(Boxed element entries)

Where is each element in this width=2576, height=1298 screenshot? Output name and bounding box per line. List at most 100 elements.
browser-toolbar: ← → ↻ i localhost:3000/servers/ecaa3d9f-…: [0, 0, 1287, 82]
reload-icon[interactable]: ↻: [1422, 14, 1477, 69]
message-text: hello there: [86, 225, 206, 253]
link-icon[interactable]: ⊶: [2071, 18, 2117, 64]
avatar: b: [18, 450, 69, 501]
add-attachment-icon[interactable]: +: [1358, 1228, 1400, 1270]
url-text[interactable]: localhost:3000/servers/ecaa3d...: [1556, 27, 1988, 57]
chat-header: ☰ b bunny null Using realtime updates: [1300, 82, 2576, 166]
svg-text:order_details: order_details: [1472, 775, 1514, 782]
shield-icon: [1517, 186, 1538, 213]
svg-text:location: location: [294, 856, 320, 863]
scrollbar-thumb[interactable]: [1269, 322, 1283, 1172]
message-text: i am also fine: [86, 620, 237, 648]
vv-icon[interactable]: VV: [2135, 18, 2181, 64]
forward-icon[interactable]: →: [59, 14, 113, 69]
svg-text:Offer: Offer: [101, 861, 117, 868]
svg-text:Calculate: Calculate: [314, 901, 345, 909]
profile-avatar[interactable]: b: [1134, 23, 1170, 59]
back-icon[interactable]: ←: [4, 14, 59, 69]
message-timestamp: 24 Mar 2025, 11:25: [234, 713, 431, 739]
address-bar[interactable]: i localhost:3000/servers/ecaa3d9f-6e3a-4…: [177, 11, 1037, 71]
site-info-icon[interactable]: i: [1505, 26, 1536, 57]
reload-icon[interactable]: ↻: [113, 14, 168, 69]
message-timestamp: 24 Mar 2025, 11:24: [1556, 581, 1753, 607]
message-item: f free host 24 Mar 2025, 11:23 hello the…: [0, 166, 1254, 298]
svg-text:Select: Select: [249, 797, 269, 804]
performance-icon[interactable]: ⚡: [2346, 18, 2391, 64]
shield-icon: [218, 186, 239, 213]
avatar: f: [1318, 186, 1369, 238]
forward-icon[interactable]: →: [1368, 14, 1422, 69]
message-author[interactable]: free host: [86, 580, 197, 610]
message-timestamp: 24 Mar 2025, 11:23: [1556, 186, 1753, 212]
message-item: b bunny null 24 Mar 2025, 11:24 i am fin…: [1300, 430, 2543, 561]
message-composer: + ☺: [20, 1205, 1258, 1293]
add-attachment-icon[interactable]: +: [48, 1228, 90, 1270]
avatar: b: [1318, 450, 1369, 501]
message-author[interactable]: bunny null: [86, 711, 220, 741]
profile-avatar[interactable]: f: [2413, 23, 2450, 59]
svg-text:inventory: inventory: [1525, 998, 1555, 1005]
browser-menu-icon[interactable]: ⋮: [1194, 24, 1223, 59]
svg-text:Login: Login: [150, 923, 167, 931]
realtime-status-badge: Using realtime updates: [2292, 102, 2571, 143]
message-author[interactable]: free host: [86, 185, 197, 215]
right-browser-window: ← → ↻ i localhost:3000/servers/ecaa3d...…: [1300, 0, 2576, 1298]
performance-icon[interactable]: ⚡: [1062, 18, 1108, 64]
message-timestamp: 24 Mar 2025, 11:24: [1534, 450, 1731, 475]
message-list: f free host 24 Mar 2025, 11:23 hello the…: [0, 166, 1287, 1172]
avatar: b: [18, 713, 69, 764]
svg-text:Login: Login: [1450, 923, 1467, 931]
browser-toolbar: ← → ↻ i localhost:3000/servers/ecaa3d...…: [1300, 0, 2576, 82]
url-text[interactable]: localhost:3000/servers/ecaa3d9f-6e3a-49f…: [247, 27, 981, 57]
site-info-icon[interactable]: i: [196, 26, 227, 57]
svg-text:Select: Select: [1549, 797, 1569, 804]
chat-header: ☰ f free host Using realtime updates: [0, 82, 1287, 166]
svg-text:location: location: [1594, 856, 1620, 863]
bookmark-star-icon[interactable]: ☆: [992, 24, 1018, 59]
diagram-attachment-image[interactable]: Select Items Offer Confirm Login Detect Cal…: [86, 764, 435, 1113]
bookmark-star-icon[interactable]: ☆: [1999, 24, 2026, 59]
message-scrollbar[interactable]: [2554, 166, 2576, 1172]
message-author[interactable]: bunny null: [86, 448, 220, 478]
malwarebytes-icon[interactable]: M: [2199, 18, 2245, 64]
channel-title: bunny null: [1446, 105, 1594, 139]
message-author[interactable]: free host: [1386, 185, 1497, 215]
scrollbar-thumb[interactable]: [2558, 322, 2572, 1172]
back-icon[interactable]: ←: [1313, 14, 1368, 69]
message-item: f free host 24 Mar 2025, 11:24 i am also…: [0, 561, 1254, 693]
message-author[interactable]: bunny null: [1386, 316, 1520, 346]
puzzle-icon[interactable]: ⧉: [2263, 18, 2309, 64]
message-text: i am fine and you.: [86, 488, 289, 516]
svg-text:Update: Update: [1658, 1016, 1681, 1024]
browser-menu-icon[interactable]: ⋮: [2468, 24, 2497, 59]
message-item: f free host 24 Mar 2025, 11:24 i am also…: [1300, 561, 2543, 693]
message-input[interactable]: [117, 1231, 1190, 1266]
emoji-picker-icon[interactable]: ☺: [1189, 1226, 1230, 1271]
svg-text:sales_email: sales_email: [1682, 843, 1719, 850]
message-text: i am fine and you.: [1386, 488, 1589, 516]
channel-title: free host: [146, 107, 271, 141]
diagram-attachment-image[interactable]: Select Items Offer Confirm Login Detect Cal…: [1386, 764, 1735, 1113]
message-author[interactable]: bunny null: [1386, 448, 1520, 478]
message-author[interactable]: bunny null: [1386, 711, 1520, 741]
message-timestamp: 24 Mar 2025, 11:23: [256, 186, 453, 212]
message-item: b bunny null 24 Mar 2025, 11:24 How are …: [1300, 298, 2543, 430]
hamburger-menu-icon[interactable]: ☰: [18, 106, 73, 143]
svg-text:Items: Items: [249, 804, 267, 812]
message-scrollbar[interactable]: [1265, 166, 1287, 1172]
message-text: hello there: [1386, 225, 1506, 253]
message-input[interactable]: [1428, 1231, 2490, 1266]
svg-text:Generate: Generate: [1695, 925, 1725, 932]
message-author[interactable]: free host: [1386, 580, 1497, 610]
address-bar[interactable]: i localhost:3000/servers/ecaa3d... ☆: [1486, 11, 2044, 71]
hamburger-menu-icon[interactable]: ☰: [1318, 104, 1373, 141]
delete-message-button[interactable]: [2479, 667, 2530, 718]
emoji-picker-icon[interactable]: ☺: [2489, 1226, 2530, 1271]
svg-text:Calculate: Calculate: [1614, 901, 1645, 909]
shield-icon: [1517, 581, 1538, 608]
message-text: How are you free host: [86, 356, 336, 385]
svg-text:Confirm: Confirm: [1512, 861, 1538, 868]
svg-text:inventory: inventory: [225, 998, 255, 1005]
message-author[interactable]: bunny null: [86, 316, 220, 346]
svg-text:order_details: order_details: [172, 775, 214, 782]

• _TASK DESCRIPTION_
Copy all of the data above line for line, without any changes.

• _THE RESPONSE_
Where is each element in this width=2576, height=1298 screenshot? Output name and bounding box per line. List at most 100 elements.
browser-toolbar: ← → ↻ i localhost:3000/servers/ecaa3d9f-…: [0, 0, 1287, 82]
reload-icon[interactable]: ↻: [1422, 14, 1477, 69]
message-text: hello there: [86, 225, 206, 253]
link-icon[interactable]: ⊶: [2071, 18, 2117, 64]
avatar: b: [18, 450, 69, 501]
add-attachment-icon[interactable]: +: [1358, 1228, 1400, 1270]
url-text[interactable]: localhost:3000/servers/ecaa3d...: [1556, 27, 1988, 57]
chat-header: ☰ b bunny null Using realtime updates: [1300, 82, 2576, 166]
svg-text:order_details: order_details: [1472, 775, 1514, 782]
shield-icon: [1517, 186, 1538, 213]
svg-text:location: location: [294, 856, 320, 863]
scrollbar-thumb[interactable]: [1269, 322, 1283, 1172]
message-text: i am also fine: [86, 620, 237, 648]
vv-icon[interactable]: VV: [2135, 18, 2181, 64]
forward-icon[interactable]: →: [59, 14, 113, 69]
svg-text:Offer: Offer: [101, 861, 117, 868]
svg-text:Calculate: Calculate: [314, 901, 345, 909]
profile-avatar[interactable]: b: [1134, 23, 1170, 59]
back-icon[interactable]: ←: [4, 14, 59, 69]
message-timestamp: 24 Mar 2025, 11:25: [234, 713, 431, 739]
address-bar[interactable]: i localhost:3000/servers/ecaa3d9f-6e3a-4…: [177, 11, 1037, 71]
site-info-icon[interactable]: i: [1505, 26, 1536, 57]
reload-icon[interactable]: ↻: [113, 14, 168, 69]
message-timestamp: 24 Mar 2025, 11:24: [1556, 581, 1753, 607]
message-item: f free host 24 Mar 2025, 11:23 hello the…: [0, 166, 1254, 298]
svg-text:Select: Select: [249, 797, 269, 804]
performance-icon[interactable]: ⚡: [2346, 18, 2391, 64]
shield-icon: [218, 186, 239, 213]
avatar: f: [1318, 186, 1369, 238]
forward-icon[interactable]: →: [1368, 14, 1422, 69]
message-author[interactable]: free host: [86, 580, 197, 610]
message-timestamp: 24 Mar 2025, 11:23: [1556, 186, 1753, 212]
message-item: b bunny null 24 Mar 2025, 11:24 i am fin…: [1300, 430, 2543, 561]
message-composer: + ☺: [20, 1205, 1258, 1293]
add-attachment-icon[interactable]: +: [48, 1228, 90, 1270]
avatar: b: [1318, 450, 1369, 501]
message-author[interactable]: bunny null: [86, 711, 220, 741]
profile-avatar[interactable]: f: [2413, 23, 2450, 59]
svg-text:inventory: inventory: [1525, 998, 1555, 1005]
browser-menu-icon[interactable]: ⋮: [1194, 24, 1223, 59]
svg-text:Login: Login: [150, 923, 167, 931]
realtime-status-badge: Using realtime updates: [2292, 102, 2571, 143]
message-author[interactable]: free host: [86, 185, 197, 215]
right-browser-window: ← → ↻ i localhost:3000/servers/ecaa3d...…: [1300, 0, 2576, 1298]
performance-icon[interactable]: ⚡: [1062, 18, 1108, 64]
message-timestamp: 24 Mar 2025, 11:24: [1534, 450, 1731, 475]
message-list: f free host 24 Mar 2025, 11:23 hello the…: [0, 166, 1287, 1172]
avatar: b: [18, 713, 69, 764]
svg-text:Login: Login: [1450, 923, 1467, 931]
browser-toolbar: ← → ↻ i localhost:3000/servers/ecaa3d...…: [1300, 0, 2576, 82]
url-text[interactable]: localhost:3000/servers/ecaa3d9f-6e3a-49f…: [247, 27, 981, 57]
site-info-icon[interactable]: i: [196, 26, 227, 57]
svg-text:Select: Select: [1549, 797, 1569, 804]
chat-header: ☰ f free host Using realtime updates: [0, 82, 1287, 166]
svg-text:location: location: [1594, 856, 1620, 863]
bookmark-star-icon[interactable]: ☆: [992, 24, 1018, 59]
diagram-attachment-image[interactable]: Select Items Offer Confirm Login Detect Cal…: [86, 764, 435, 1113]
bookmark-star-icon[interactable]: ☆: [1999, 24, 2026, 59]
message-scrollbar[interactable]: [2554, 166, 2576, 1172]
message-author[interactable]: bunny null: [86, 448, 220, 478]
malwarebytes-icon[interactable]: M: [2199, 18, 2245, 64]
channel-title: bunny null: [1446, 105, 1594, 139]
message-author[interactable]: free host: [1386, 185, 1497, 215]
scrollbar-thumb[interactable]: [2558, 322, 2572, 1172]
back-icon[interactable]: ←: [1313, 14, 1368, 69]
message-item: f free host 24 Mar 2025, 11:24 i am also…: [0, 561, 1254, 693]
message-author[interactable]: bunny null: [1386, 316, 1520, 346]
puzzle-icon[interactable]: ⧉: [2263, 18, 2309, 64]
message-text: i am fine and you.: [86, 488, 289, 516]
svg-text:Update: Update: [1658, 1016, 1681, 1024]
browser-menu-icon[interactable]: ⋮: [2468, 24, 2497, 59]
message-item: f free host 24 Mar 2025, 11:24 i am also…: [1300, 561, 2543, 693]
message-input[interactable]: [117, 1231, 1190, 1266]
emoji-picker-icon[interactable]: ☺: [1189, 1226, 1230, 1271]
svg-text:sales_email: sales_email: [1682, 843, 1719, 850]
message-text: i am fine and you.: [1386, 488, 1589, 516]
channel-title: free host: [146, 107, 271, 141]
diagram-attachment-image[interactable]: Select Items Offer Confirm Login Detect Cal…: [1386, 764, 1735, 1113]
message-author[interactable]: bunny null: [1386, 448, 1520, 478]
message-author[interactable]: bunny null: [1386, 711, 1520, 741]
message-timestamp: 24 Mar 2025, 11:23: [256, 186, 453, 212]
message-item: b bunny null 24 Mar 2025, 11:24 How are …: [1300, 298, 2543, 430]
hamburger-menu-icon[interactable]: ☰: [18, 106, 73, 143]
svg-text:Items: Items: [249, 804, 267, 812]
message-scrollbar[interactable]: [1265, 166, 1287, 1172]
message-text: hello there: [1386, 225, 1506, 253]
message-input[interactable]: [1428, 1231, 2490, 1266]
svg-text:Generate: Generate: [1695, 925, 1725, 932]
message-author[interactable]: free host: [1386, 580, 1497, 610]
address-bar[interactable]: i localhost:3000/servers/ecaa3d... ☆: [1486, 11, 2044, 71]
hamburger-menu-icon[interactable]: ☰: [1318, 104, 1373, 141]
delete-message-button[interactable]: [2479, 667, 2530, 718]
emoji-picker-icon[interactable]: ☺: [2489, 1226, 2530, 1271]
svg-text:Calculate: Calculate: [1614, 901, 1645, 909]
shield-icon: [1517, 581, 1538, 608]
message-text: How are you free host: [86, 356, 336, 385]
svg-text:Confirm: Confirm: [1512, 861, 1538, 868]
svg-text:inventory: inventory: [225, 998, 255, 1005]
message-author[interactable]: bunny null: [86, 316, 220, 346]
svg-text:order_details: order_details: [172, 775, 214, 782]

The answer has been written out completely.